▶ [EXERCISE DESCRIPTION] Report how many lines in the records below contain the word "branch". Give only the number.

▶ [DATASET EXCERPTS]

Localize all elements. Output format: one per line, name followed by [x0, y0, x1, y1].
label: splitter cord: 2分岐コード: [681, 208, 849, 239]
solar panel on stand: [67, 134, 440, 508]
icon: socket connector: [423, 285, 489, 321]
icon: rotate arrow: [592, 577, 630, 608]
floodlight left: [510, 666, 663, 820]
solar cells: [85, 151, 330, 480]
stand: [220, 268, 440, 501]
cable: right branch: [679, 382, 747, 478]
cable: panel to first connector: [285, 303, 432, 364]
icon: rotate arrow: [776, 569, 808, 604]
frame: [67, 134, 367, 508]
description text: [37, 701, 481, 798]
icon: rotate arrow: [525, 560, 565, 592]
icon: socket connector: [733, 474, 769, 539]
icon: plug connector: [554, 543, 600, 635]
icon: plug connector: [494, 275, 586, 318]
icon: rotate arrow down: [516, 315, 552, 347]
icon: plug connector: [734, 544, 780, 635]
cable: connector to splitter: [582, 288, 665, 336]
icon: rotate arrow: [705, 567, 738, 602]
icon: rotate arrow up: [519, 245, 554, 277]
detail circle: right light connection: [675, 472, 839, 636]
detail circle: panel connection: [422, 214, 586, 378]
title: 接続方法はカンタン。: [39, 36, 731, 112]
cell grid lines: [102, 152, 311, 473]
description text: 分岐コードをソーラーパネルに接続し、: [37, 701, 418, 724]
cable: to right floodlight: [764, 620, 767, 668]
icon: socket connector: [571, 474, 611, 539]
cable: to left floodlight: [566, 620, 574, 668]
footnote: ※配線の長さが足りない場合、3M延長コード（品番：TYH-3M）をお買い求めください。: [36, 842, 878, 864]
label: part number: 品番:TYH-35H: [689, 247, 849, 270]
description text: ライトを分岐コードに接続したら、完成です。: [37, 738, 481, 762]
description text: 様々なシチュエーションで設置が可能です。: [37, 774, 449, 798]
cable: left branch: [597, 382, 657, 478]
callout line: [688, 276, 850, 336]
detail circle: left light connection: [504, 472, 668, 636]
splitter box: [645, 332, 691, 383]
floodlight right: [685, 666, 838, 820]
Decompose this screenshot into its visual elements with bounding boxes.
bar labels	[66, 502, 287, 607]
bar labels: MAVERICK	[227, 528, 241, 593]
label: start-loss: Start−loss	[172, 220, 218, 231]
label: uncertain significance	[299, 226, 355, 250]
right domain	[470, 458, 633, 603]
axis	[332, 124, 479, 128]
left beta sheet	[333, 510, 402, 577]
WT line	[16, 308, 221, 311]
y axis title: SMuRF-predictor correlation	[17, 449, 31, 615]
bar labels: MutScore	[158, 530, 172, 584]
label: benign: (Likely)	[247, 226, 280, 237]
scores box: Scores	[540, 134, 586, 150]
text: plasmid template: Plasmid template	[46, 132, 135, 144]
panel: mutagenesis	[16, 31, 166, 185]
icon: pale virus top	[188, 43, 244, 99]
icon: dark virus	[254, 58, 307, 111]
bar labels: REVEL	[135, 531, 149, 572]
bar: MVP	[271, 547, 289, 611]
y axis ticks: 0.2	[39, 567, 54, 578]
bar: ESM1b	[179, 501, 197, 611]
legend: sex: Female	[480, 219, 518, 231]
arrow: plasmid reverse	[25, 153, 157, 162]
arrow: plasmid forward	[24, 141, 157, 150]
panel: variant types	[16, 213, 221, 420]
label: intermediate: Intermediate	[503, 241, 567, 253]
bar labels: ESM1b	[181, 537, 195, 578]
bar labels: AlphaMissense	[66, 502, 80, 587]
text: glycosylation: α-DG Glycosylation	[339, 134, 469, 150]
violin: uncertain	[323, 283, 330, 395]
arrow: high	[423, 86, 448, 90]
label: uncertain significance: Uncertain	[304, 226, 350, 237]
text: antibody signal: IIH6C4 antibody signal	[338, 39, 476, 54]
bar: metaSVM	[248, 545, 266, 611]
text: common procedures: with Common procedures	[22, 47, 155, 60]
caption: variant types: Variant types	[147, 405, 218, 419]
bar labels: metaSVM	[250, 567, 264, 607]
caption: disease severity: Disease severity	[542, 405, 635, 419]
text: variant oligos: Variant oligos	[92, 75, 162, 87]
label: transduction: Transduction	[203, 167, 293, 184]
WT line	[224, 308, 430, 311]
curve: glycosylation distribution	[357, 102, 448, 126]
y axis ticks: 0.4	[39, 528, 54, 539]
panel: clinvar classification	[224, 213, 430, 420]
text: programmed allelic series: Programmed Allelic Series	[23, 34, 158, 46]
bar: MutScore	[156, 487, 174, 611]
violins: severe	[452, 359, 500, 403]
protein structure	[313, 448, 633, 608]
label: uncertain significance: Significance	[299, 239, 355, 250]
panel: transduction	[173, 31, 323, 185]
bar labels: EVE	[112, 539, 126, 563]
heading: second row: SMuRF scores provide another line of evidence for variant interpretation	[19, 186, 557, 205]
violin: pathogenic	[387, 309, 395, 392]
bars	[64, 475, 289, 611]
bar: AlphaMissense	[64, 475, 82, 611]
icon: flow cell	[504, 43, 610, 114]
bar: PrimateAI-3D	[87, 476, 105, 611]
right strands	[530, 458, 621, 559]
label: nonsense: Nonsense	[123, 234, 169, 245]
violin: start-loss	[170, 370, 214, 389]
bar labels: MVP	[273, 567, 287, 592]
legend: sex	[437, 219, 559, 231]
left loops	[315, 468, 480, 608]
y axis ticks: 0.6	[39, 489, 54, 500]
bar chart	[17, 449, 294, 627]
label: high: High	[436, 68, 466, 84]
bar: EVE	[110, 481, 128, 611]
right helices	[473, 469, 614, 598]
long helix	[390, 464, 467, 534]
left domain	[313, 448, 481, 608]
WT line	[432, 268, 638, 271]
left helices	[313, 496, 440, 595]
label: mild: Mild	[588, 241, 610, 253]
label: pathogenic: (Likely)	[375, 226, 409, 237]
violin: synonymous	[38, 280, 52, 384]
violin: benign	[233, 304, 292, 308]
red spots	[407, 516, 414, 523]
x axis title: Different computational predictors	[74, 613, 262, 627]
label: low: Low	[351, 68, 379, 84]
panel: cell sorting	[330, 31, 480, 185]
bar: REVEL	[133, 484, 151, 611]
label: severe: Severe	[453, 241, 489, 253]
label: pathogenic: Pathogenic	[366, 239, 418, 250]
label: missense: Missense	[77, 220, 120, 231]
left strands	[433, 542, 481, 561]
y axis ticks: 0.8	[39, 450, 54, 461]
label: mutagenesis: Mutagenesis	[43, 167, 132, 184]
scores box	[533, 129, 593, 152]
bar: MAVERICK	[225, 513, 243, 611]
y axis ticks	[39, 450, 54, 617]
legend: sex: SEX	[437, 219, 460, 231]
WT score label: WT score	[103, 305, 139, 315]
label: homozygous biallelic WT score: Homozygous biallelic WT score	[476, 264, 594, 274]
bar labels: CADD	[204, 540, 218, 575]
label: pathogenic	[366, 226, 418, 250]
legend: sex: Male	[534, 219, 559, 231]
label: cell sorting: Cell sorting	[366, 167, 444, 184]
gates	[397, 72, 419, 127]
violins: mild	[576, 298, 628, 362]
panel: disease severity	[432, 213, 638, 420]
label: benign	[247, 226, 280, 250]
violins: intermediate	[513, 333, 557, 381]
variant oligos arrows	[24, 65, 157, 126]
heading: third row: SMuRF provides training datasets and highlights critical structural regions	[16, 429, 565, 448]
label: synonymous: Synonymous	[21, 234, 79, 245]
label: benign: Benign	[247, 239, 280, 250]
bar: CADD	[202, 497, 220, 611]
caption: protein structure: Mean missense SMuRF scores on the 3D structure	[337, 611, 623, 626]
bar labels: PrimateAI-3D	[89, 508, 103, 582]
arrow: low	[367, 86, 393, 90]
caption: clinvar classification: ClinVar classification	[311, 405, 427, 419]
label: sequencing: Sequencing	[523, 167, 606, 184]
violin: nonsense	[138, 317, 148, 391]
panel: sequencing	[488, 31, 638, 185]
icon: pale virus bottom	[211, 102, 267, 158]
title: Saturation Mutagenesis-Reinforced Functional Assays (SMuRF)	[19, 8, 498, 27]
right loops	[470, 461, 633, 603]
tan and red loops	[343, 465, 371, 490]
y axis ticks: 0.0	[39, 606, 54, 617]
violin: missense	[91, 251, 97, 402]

▶ [RESULT] 2